[Part of a data file]
_ _ _

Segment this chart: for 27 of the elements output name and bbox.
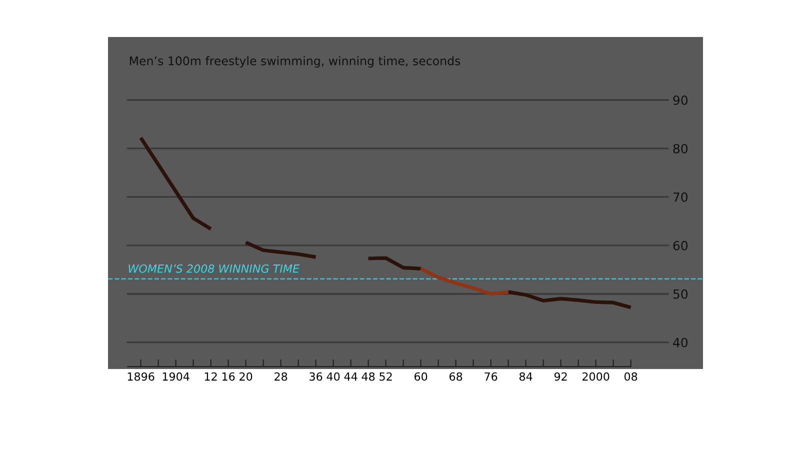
x-tick-label: 28 [274,372,288,381]
x-tick-label: 48 [362,372,375,381]
x-tick-label: 20 [240,372,252,381]
y-tick-label: 80 [673,144,688,154]
y-tick-label: 60 [673,240,688,250]
x-tick-label: 08 [624,372,638,381]
x-tick-label: 84 [519,372,532,381]
y-tick-label: 70 [673,192,688,202]
y-tick-label: 40 [673,338,688,348]
x-tick-label: 16 [222,372,235,381]
x-tick-label: 2000 [582,372,610,381]
x-tick-label: 1904 [162,372,190,381]
text: Men’s 100m freestyle swimming, winning time, seconds [130,56,460,68]
x-tick-label: 76 [484,372,498,381]
x-tick-label: 40 [326,372,340,381]
x-tick-label: 12 [204,372,217,381]
x-tick-label: 52 [380,372,392,381]
y-tick-label: 50 [673,289,688,299]
y-tick-label: 90 [673,95,688,105]
x-tick-label: 1896 [128,372,154,381]
x-tick-label: 68 [450,372,462,381]
ref-line-label: WOMEN’S 2008 WINNING TIME [128,264,300,273]
x-tick-label: 44 [344,372,358,381]
x-tick-label: 92 [554,372,567,381]
line-series [419,266,510,296]
x-tick-label: 60 [414,372,428,381]
x-tick-label: 36 [310,372,322,381]
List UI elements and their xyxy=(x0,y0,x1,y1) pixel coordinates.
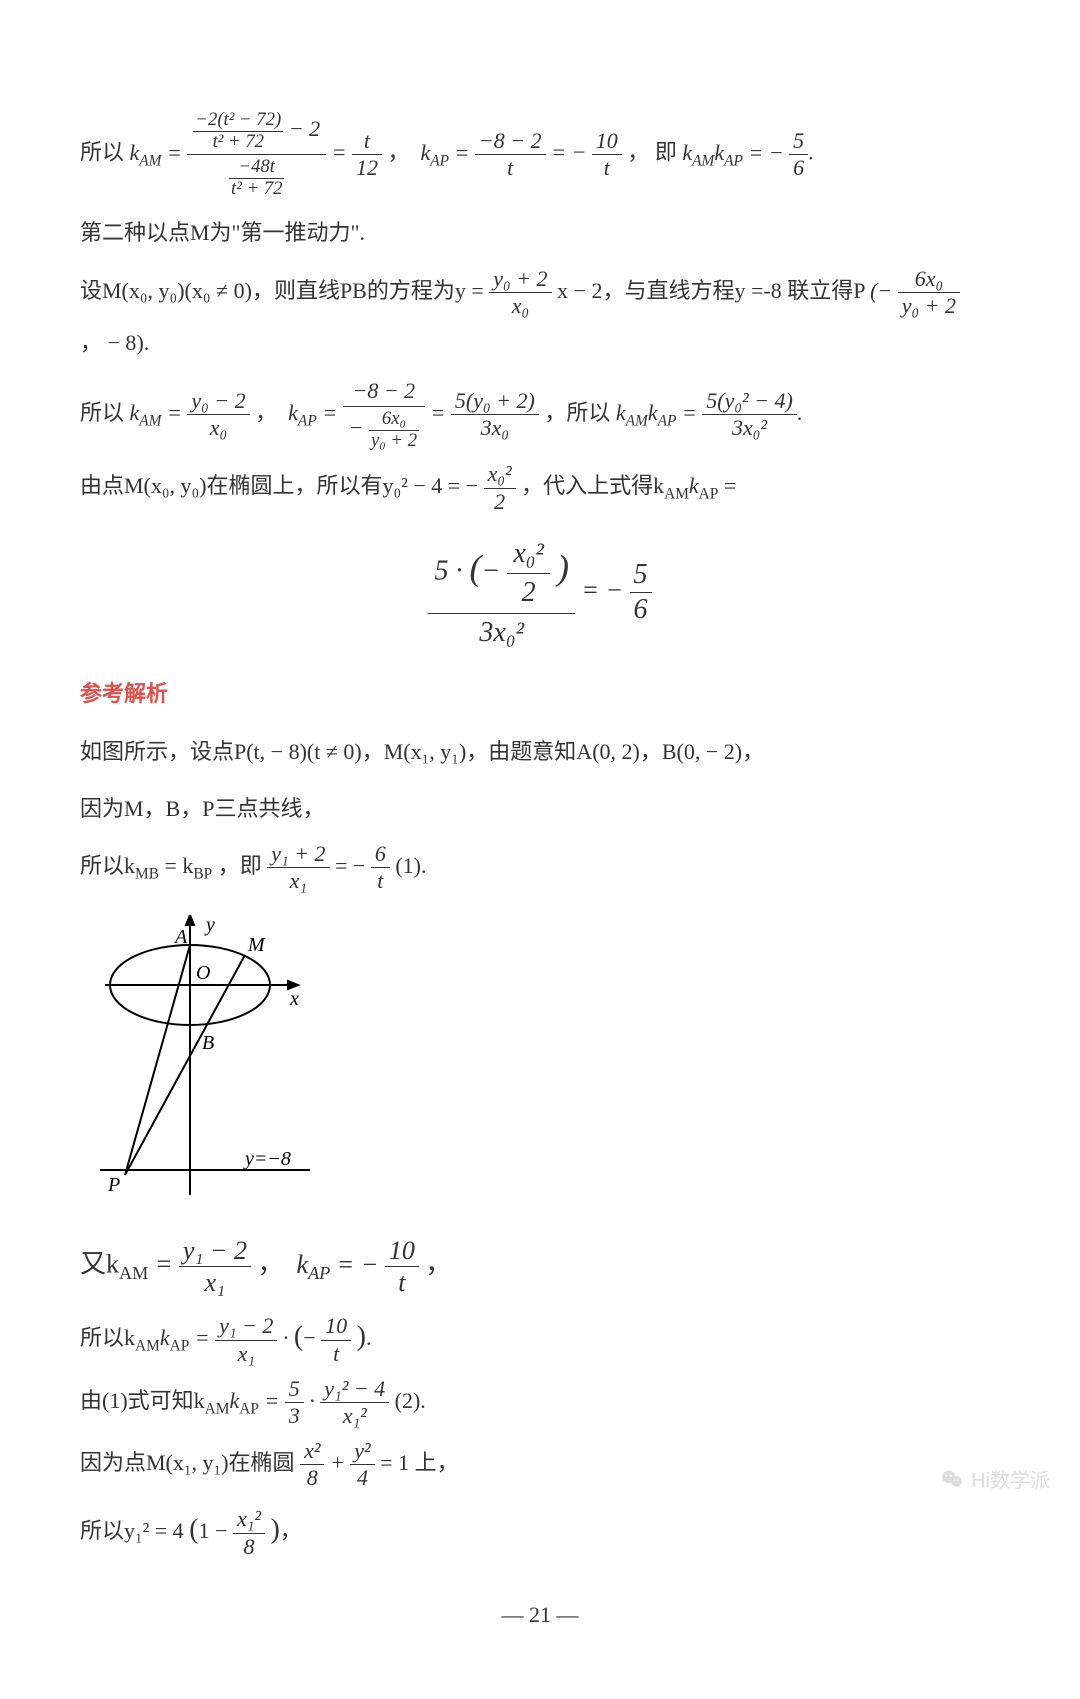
wechat-icon xyxy=(939,1466,965,1492)
svg-text:x: x xyxy=(289,988,299,1010)
line-4: 所以 kAM = y₀ − 2x₀ ， kAP = −8 − 2 − 6x₀y₀… xyxy=(80,376,1000,454)
watermark: Hi数学派 xyxy=(939,1464,1050,1493)
text: 所以 xyxy=(80,140,124,165)
line-2: 第二种以点M为"第一推动力". xyxy=(80,209,1000,257)
section-heading: 参考解析 xyxy=(80,670,1000,718)
para-1: 如图所示，设点P(t, − 8)(t ≠ 0)，M(x₁, y₁)，由题意知A(… xyxy=(80,728,1000,776)
para-3: 所以kMB = kBP ，即 y₁ + 2x₁ = − 6t (1). xyxy=(80,841,1000,895)
svg-text:B: B xyxy=(202,1032,214,1054)
big-fraction: −2(t² − 72)t² + 72 − 2 −48tt² + 72 xyxy=(187,108,326,201)
svg-text:y: y xyxy=(204,915,215,936)
line-kam-kap-1: 所以 kAM = −2(t² − 72)t² + 72 − 2 −48tt² +… xyxy=(80,108,1000,201)
line-5: 由点M(x₀, y₀)在椭圆上，所以有y₀² − 4 = − x₀²2 ，代入上… xyxy=(80,461,1000,515)
svg-text:O: O xyxy=(196,962,210,984)
line-3: 设M(x₀, y₀)(x₀ ≠ 0)，则直线PB的方程为y = y₀ + 2x₀… xyxy=(80,266,1000,368)
svg-text:A: A xyxy=(173,926,188,948)
svg-text:P: P xyxy=(107,1174,120,1196)
para-7: 因为点M(x₁, y₁)在椭圆 x²8 + y²4 = 1 上， xyxy=(80,1438,1000,1492)
svg-text:y=−8: y=−8 xyxy=(243,1148,291,1170)
page-number: — 21 — xyxy=(80,1591,1000,1639)
watermark-text: Hi数学派 xyxy=(971,1464,1050,1493)
para-8: 所以y₁² = 4 (1 − x₁²8 )， xyxy=(80,1499,1000,1561)
geometry-diagram: y A M O x B P y=−8 xyxy=(80,915,340,1215)
centered-equation: 5 · (− x₀²2 ) 3x₀² = − 56 xyxy=(80,533,1000,652)
para-2: 因为M，B，P三点共线， xyxy=(80,785,1000,833)
svg-text:M: M xyxy=(247,934,266,956)
para-4: 又kAM = y₁ − 2x₁ ， kAP = − 10t ， xyxy=(80,1235,1000,1298)
page: 所以 kAM = −2(t² − 72)t² + 72 − 2 −48tt² +… xyxy=(0,0,1080,1699)
para-6: 由(1)式可知kAMkAP = 53 · y₁² − 4x₁² (2). xyxy=(80,1376,1000,1430)
para-5: 所以kAMkAP = y₁ − 2x₁ · (− 10t ). xyxy=(80,1306,1000,1368)
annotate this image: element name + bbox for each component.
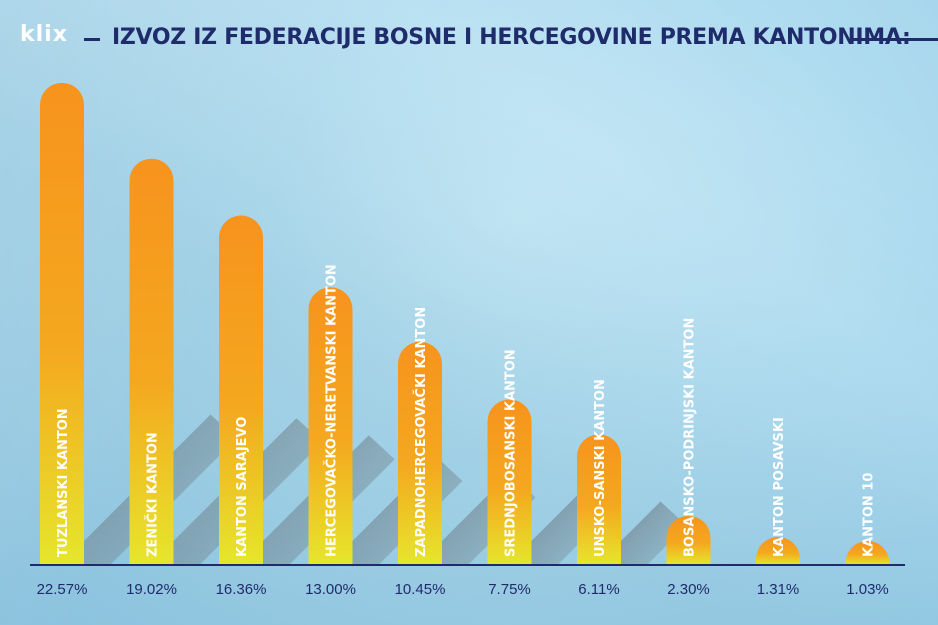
bar (487, 399, 532, 565)
klix-logo: klix (20, 22, 68, 47)
bar-category-label: BOSANSKO-PODRINJSKI KANTON (683, 318, 698, 557)
bar-value-label: 2.30% (667, 581, 710, 598)
bar-category-label: UNSKO-SANSKI KANTON (593, 379, 608, 557)
value-labels: 22.57% 19.02% 16.36% 13.00% 10.45% 7.75% 6.11%… (37, 581, 889, 598)
title-rule-left (84, 38, 100, 41)
title-rule-right (850, 38, 938, 41)
bar (756, 537, 800, 565)
bar-value-label: 7.75% (488, 581, 531, 598)
bar (845, 541, 890, 565)
bar-value-label: 1.03% (846, 581, 889, 598)
bar-value-label: 10.45% (395, 581, 446, 598)
bar-category-label: KANTON SARAJEVO (235, 417, 250, 557)
bar-category-label: TUZLANSKI KANTON (56, 408, 71, 557)
bar (308, 287, 353, 565)
bar (398, 341, 442, 565)
bar-value-label: 19.02% (126, 581, 177, 598)
bar-category-label: HERCEGOVAČKO-NERETVANSKI KANTON (324, 264, 340, 557)
bar-category-label: KANTON 10 (862, 473, 877, 557)
bar-category-label: ZAPADNOHERCEGOVAČKI KANTON (413, 307, 429, 557)
chart-title: IZVOZ IZ FEDERACIJE BOSNE I HERCEGOVINE … (112, 25, 911, 50)
bar-value-label: 22.57% (37, 581, 88, 598)
bar-value-label: 1.31% (757, 581, 800, 598)
bar-shadow (621, 501, 687, 565)
bar (40, 82, 84, 565)
bar (577, 434, 621, 565)
bar-value-label: 16.36% (216, 581, 267, 598)
bar-category-label: SREDNJOBOSANSKI KANTON (504, 349, 519, 557)
bars: TUZLANSKI KANTON ZENIČKI KANTON KANTON SAR… (40, 82, 890, 565)
bar-category-label: KANTON POSAVSKI (772, 417, 787, 557)
bar (219, 215, 263, 565)
bar-value-label: 13.00% (305, 581, 356, 598)
bar (129, 158, 174, 565)
bar-category-label: ZENIČKI KANTON (145, 432, 161, 557)
bar (666, 515, 711, 565)
bar-value-label: 6.11% (578, 581, 619, 598)
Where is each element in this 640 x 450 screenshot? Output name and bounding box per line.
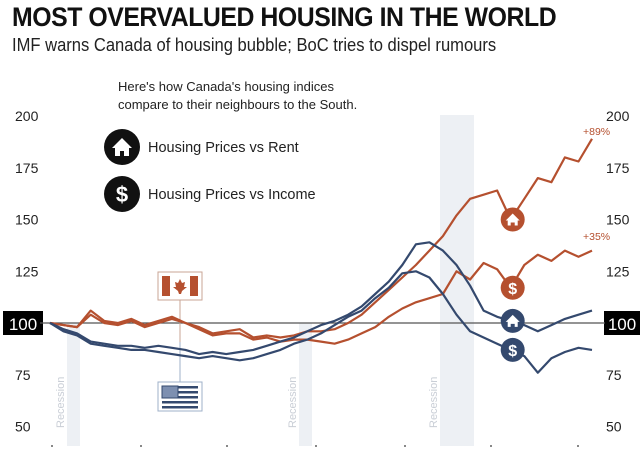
end-label-canada-rent: +89% — [583, 126, 610, 138]
recession-label: Recession — [428, 377, 440, 428]
end-label-canada-income: +35% — [583, 231, 610, 243]
chart-note-line-2: compare to their neighbours to the South… — [118, 97, 357, 112]
x-tick — [490, 445, 492, 447]
dollar-icon — [104, 176, 140, 212]
y-tick-label: 125 — [15, 263, 39, 279]
dollar-icon-marker: $ — [500, 337, 525, 362]
y-tick-label: 100 — [608, 315, 636, 334]
recession-label: Recession — [287, 377, 299, 428]
y-tick-label: 50 — [606, 419, 622, 435]
recession-label: Recession — [55, 377, 67, 428]
y-tick-label: 75 — [606, 367, 622, 383]
house-icon-marker — [500, 207, 525, 232]
recession-band — [299, 323, 312, 446]
svg-text:$: $ — [508, 343, 517, 360]
x-tick — [226, 445, 228, 447]
y-tick-label: 50 — [15, 419, 31, 435]
dollar-icon-glyph: $ — [116, 182, 128, 207]
x-tick — [404, 445, 406, 447]
dollar-icon-marker: $ — [500, 275, 525, 300]
chart-subtitle: IMF warns Canada of housing bubble; BoC … — [12, 35, 497, 55]
y-tick-label: 125 — [606, 263, 630, 279]
y-axis-right: 200 175 150 125 100 75 50 — [604, 108, 640, 435]
series-markers: $$ — [500, 207, 525, 362]
x-axis-ticks — [51, 445, 579, 447]
y-tick-label: 200 — [606, 108, 630, 124]
legend-item-income: $ Housing Prices vs Income — [104, 176, 316, 212]
x-tick — [315, 445, 317, 447]
legend-label-income: Housing Prices vs Income — [148, 187, 316, 203]
baseline-label-box — [3, 311, 43, 335]
chart-note-line-1: Here's how Canada's housing indices — [118, 79, 334, 94]
y-tick-label: 150 — [15, 212, 39, 228]
svg-text:$: $ — [508, 281, 517, 298]
x-tick — [140, 445, 142, 447]
legend-item-rent: Housing Prices vs Rent — [104, 129, 299, 165]
us-flag-icon — [157, 381, 203, 412]
y-axis-left: 200 175 150 125 100 75 50 — [3, 108, 43, 435]
baseline-label-box — [604, 311, 640, 335]
series-line-canada-rent — [49, 138, 593, 339]
y-tick-label: 75 — [15, 367, 31, 383]
legend: Housing Prices vs Rent $ Housing Prices … — [104, 129, 316, 212]
canada-flag-icon — [157, 271, 203, 301]
series-layer — [49, 138, 593, 374]
y-tick-label: 200 — [15, 108, 39, 124]
legend-label-rent: Housing Prices vs Rent — [148, 140, 299, 156]
y-tick-label: 100 — [9, 315, 37, 334]
house-icon-marker — [500, 308, 525, 333]
recession-band — [440, 115, 474, 446]
y-tick-label: 175 — [606, 160, 630, 176]
recession-bands: Recession Recession Recession — [55, 115, 474, 446]
chart-title: MOST OVERVALUED HOUSING IN THE WORLD — [12, 2, 557, 32]
x-tick — [51, 445, 53, 447]
y-tick-label: 175 — [15, 160, 39, 176]
series-line-canada-income — [49, 249, 593, 345]
x-tick — [577, 445, 579, 447]
recession-band — [67, 323, 80, 446]
y-tick-label: 150 — [606, 212, 630, 228]
house-icon-glyph — [112, 138, 132, 156]
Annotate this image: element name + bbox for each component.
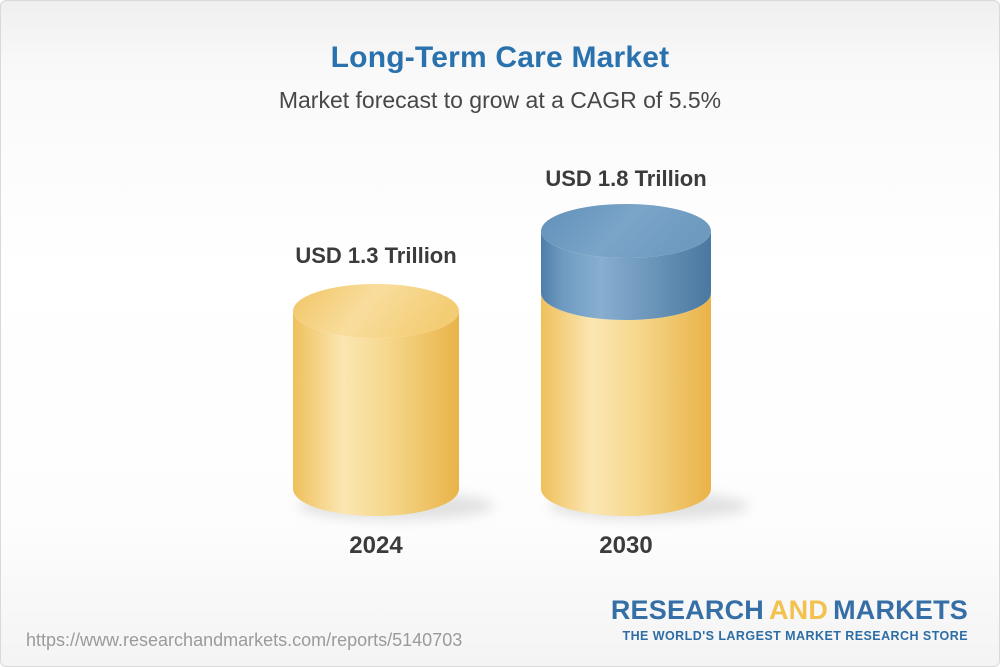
bar-2024-value-label: USD 1.3 Trillion: [295, 243, 457, 268]
company-logo: RESEARCH AND MARKETS THE WORLD'S LARGEST M…: [611, 595, 968, 643]
bar-2030-value-label: USD 1.8 Trillion: [545, 166, 707, 191]
logo-word-research: RESEARCH: [610, 595, 764, 625]
source-url-link[interactable]: https://www.researchandmarkets.com/repor…: [26, 630, 463, 650]
bar-2030-blue-segment: [541, 231, 711, 320]
bar-2030-top: [541, 204, 711, 258]
logo-word-and: AND: [768, 595, 829, 625]
logo-word-markets: MARKETS: [833, 595, 968, 625]
x-axis-label-2030: 2030: [599, 532, 653, 559]
chart-title: Long-Term Care Market: [330, 41, 670, 74]
logo-tagline: THE WORLD'S LARGEST MARKET RESEARCH STOR…: [622, 629, 968, 643]
bar-2024-top: [293, 284, 459, 338]
logo-wordmark: RESEARCH AND MARKETS: [611, 595, 968, 626]
bar-2030-cylinder[interactable]: [541, 204, 711, 516]
bar-2030-yellow-segment: [541, 293, 711, 516]
bar-2024-body: [293, 311, 459, 516]
x-axis-label-2024: 2024: [349, 532, 403, 559]
bar-2024-cylinder[interactable]: [293, 284, 459, 516]
chart-subtitle: Market forecast to grow at a CAGR of 5.5…: [278, 87, 722, 113]
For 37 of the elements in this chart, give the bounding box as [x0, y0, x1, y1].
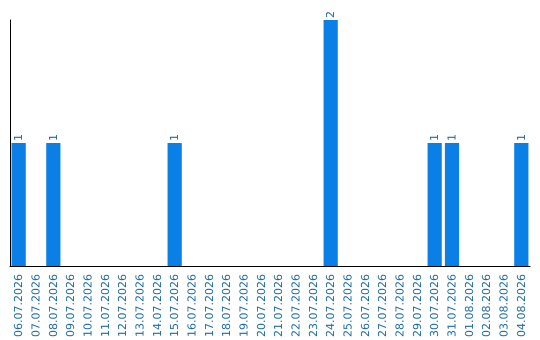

_ _ _

EXERCISE DESCRIPTION :: Copy out the lines of the data above, from the one containing "wechat-icon xyxy=(939,1466,965,1492)" through the one containing "svg-text:B: B xyxy=(202,1032,214,1054)", reproducing them without any change.

SOLVED EXERCISE ::
wechat-icon xyxy=(939,1466,965,1492)
svg-text:x: x xyxy=(289,988,299,1010)
line-4: 所以 kAM = y₀ − 2x₀ ， kAP = −8 − 2 − 6x₀y₀… xyxy=(80,376,1000,454)
watermark: Hi数学派 xyxy=(939,1464,1050,1493)
text: 所以 xyxy=(80,140,124,165)
line-2: 第二种以点M为"第一推动力". xyxy=(80,209,1000,257)
section-heading: 参考解析 xyxy=(80,670,1000,718)
para-1: 如图所示，设点P(t, − 8)(t ≠ 0)，M(x₁, y₁)，由题意知A(… xyxy=(80,728,1000,776)
para-3: 所以kMB = kBP ，即 y₁ + 2x₁ = − 6t (1). xyxy=(80,841,1000,895)
svg-text:B: B xyxy=(202,1032,214,1054)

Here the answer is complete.